Aim of the task = Take each line containing the word "name" and copy it.

....

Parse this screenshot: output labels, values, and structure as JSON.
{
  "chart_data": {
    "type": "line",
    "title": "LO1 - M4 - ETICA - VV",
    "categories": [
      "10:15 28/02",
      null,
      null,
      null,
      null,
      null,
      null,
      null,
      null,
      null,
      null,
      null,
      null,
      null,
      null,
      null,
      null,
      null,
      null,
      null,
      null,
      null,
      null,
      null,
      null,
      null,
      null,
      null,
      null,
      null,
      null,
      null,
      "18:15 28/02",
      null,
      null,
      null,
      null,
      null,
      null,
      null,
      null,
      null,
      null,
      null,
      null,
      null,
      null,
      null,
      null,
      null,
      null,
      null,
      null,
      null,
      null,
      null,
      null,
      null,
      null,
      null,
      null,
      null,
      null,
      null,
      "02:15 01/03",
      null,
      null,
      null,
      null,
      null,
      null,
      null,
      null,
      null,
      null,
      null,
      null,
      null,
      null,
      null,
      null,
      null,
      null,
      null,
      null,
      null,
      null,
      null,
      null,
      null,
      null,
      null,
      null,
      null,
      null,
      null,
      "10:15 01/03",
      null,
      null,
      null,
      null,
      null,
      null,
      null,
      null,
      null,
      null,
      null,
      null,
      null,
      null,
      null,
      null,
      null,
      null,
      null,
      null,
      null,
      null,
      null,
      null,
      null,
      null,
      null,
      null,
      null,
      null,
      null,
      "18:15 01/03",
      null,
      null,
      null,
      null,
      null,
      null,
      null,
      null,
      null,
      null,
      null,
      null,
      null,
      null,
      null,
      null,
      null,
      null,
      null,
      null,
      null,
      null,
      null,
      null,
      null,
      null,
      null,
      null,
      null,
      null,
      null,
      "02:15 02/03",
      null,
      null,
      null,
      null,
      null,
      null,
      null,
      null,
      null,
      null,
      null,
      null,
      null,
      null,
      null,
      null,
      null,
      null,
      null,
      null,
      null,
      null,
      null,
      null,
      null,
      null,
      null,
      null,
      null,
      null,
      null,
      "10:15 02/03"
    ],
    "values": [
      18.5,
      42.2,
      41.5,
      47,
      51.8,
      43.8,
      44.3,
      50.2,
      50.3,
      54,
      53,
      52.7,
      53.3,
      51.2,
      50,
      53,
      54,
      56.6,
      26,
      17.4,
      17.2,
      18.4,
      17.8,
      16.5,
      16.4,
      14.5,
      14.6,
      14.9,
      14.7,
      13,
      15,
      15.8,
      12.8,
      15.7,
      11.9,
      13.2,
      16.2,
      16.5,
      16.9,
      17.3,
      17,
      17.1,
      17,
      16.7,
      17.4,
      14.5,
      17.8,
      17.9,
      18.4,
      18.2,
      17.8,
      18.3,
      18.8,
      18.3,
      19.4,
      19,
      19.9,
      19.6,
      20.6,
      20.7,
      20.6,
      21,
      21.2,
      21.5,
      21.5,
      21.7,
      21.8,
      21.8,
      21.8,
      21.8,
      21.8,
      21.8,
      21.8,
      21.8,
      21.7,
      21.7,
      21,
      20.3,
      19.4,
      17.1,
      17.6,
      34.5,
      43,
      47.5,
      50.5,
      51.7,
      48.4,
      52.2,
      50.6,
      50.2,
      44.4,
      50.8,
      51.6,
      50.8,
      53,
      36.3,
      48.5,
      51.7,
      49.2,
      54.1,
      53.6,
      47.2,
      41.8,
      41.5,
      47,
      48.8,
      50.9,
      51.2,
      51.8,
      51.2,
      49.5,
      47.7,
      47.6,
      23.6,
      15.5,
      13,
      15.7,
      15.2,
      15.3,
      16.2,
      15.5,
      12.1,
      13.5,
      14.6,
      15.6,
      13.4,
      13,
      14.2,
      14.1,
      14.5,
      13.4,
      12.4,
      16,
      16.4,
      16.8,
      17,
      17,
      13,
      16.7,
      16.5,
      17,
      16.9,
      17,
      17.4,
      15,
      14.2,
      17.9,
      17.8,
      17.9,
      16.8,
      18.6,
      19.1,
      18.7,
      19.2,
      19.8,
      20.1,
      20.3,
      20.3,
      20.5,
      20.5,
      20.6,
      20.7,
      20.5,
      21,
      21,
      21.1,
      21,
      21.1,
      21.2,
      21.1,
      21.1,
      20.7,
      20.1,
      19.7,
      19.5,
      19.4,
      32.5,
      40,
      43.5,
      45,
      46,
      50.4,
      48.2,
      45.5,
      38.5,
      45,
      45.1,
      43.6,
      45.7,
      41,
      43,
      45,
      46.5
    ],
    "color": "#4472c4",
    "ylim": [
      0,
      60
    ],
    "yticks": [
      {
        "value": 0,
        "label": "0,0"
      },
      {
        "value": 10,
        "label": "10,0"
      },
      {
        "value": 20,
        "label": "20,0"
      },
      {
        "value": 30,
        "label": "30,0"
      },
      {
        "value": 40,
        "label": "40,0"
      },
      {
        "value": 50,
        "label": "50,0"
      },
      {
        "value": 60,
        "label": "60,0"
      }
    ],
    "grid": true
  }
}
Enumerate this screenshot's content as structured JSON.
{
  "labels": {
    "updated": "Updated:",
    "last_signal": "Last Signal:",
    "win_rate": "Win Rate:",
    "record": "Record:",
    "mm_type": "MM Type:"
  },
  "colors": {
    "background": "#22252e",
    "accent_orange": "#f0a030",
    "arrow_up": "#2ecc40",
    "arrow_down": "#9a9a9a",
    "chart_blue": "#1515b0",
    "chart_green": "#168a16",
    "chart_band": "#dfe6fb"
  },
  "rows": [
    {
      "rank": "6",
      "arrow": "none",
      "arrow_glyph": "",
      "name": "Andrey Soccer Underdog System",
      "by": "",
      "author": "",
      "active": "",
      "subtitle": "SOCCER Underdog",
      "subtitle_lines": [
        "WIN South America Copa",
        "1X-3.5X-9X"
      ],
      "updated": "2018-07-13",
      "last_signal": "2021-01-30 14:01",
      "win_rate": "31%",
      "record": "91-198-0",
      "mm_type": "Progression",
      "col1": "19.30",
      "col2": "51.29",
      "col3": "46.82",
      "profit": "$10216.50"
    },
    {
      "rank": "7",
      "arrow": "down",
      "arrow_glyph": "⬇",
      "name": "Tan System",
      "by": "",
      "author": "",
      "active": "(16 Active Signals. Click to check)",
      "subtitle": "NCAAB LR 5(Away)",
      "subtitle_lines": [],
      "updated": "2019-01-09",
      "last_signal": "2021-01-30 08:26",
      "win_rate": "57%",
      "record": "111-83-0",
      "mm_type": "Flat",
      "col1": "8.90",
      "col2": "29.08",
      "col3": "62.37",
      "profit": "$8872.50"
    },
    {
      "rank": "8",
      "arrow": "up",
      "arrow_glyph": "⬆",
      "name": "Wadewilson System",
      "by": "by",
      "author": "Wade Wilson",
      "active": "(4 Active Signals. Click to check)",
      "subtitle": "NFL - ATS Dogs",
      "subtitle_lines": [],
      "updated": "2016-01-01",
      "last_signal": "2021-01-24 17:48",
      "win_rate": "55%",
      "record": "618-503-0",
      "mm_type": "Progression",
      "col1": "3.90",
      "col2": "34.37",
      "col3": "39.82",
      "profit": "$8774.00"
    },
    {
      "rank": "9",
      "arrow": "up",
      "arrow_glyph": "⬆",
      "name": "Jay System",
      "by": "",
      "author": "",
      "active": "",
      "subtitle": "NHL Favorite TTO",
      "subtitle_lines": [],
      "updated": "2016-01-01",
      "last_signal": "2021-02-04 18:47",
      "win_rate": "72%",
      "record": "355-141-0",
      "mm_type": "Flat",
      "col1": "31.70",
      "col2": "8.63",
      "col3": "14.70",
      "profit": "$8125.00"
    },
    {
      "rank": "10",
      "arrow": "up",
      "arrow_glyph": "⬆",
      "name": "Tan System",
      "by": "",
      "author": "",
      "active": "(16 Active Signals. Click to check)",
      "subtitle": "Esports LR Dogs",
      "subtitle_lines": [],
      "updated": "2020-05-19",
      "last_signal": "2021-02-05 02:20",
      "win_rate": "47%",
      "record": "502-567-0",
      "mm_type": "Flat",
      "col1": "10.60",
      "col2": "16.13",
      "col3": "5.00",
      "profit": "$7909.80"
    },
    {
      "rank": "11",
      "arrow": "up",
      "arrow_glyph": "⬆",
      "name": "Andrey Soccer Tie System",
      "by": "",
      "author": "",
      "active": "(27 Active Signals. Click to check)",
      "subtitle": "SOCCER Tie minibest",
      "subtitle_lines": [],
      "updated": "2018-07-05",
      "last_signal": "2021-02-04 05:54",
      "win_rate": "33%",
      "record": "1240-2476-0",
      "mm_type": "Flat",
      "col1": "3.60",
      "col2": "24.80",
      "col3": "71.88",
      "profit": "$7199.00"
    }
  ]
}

....

Result of the exercise =
      "name": "Andrey Soccer Underdog System",
      "name": "Tan System",
      "name": "Wadewilson System",
      "name": "Jay System",
      "name": "Tan System",
      "name": "Andrey Soccer Tie System",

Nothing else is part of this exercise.